-- begin Stored records --

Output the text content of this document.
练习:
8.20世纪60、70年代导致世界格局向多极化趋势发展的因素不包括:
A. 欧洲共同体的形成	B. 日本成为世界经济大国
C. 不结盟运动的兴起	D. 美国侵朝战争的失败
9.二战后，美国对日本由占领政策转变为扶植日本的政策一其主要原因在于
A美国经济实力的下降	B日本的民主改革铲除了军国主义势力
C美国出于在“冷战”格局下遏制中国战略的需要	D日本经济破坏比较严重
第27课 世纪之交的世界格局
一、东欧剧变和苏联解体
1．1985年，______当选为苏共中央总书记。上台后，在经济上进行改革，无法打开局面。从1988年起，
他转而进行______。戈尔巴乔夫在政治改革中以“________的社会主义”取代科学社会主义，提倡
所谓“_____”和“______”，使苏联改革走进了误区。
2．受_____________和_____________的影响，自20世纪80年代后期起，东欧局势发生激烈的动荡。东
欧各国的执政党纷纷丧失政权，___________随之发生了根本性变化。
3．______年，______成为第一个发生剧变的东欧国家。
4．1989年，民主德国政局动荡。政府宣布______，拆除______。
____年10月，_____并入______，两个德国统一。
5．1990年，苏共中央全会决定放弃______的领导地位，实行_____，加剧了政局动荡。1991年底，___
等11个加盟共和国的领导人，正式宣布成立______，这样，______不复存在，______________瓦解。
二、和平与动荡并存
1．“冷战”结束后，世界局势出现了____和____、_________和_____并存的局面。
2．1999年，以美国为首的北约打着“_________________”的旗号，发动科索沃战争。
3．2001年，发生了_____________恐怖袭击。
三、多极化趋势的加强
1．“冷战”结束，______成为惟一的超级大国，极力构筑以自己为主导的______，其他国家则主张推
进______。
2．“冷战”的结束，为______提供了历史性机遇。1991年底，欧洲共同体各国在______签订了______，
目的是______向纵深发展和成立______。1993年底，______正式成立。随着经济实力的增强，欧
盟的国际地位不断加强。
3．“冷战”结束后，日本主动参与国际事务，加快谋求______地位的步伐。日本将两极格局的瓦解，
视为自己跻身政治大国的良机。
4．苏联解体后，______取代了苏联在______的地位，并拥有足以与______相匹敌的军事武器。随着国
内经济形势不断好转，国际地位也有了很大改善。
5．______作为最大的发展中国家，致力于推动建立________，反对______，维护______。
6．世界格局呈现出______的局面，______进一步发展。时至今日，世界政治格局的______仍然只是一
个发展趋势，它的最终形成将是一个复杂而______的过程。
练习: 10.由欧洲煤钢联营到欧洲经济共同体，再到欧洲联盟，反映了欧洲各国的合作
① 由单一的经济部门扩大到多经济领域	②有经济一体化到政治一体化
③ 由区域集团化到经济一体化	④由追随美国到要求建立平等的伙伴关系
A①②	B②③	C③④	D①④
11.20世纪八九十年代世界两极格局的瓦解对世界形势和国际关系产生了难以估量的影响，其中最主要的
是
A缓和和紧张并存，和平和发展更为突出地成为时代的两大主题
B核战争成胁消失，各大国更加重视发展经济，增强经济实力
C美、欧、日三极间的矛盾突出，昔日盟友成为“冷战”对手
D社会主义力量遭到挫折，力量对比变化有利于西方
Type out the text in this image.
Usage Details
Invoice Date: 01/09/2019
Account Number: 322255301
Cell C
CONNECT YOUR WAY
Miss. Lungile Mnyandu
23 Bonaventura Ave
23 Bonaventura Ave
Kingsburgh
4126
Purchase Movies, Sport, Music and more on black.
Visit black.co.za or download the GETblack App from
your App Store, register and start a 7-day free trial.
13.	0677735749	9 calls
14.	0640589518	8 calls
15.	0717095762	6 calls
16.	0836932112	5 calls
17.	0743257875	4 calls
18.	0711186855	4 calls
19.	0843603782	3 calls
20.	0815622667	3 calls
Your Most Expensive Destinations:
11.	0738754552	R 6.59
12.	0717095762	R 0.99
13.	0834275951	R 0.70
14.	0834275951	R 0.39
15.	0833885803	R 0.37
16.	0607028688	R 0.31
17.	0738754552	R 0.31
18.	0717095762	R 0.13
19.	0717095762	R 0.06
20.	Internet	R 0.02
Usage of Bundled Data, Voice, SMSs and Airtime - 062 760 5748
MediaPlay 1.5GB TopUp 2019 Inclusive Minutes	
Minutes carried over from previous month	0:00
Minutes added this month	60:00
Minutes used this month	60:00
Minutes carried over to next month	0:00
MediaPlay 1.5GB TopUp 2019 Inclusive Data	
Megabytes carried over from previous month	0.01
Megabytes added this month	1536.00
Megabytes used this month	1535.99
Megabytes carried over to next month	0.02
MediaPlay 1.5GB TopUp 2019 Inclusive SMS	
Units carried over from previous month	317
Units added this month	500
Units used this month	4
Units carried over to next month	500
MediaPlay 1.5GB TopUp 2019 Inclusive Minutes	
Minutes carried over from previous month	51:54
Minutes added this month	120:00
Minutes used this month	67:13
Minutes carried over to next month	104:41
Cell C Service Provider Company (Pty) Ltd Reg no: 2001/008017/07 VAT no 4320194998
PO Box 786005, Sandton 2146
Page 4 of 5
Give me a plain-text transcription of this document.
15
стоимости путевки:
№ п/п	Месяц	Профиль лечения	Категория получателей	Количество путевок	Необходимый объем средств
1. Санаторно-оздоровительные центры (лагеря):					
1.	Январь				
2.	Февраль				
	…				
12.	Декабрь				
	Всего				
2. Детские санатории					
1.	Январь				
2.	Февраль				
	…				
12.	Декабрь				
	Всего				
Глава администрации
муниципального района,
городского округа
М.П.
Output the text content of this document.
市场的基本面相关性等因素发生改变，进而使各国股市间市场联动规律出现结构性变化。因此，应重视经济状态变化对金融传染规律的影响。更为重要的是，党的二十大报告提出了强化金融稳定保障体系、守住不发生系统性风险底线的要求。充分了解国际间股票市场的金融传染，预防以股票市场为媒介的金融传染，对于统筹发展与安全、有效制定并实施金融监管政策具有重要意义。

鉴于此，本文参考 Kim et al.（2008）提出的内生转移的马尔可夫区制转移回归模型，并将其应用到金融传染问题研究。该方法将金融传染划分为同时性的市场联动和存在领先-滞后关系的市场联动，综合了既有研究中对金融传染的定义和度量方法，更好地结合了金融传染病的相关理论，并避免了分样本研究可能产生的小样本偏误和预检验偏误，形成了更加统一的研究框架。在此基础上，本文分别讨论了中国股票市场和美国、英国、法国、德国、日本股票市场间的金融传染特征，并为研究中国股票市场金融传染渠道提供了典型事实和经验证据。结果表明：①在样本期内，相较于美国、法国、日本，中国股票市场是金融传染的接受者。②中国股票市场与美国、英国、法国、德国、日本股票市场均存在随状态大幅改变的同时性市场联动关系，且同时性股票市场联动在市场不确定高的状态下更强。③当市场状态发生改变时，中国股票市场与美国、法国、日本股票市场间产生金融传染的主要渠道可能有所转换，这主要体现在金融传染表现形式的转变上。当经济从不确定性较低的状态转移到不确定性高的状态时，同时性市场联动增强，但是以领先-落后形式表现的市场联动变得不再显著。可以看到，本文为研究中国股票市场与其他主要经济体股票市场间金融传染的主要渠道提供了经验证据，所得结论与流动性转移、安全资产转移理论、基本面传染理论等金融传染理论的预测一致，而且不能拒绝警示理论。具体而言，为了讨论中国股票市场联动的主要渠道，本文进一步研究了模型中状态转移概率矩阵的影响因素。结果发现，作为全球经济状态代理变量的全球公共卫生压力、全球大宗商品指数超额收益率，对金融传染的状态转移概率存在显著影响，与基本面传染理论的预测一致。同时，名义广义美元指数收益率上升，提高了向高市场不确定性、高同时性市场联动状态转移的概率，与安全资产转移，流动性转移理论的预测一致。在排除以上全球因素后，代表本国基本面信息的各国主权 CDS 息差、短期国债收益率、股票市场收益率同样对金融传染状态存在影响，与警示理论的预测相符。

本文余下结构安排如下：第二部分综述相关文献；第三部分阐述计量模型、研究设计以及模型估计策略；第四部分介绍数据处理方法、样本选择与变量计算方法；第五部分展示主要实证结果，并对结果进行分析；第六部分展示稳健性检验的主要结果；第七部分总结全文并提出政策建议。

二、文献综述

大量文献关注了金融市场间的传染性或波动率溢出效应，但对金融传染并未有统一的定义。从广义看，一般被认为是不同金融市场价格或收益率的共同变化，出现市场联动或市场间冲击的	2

-- end Stored records --

Look through the material above and pick out each line holding the word "black".

Purchase Movies, Sport, Music and more on black.
Visit black.co.za or download the GETblack App from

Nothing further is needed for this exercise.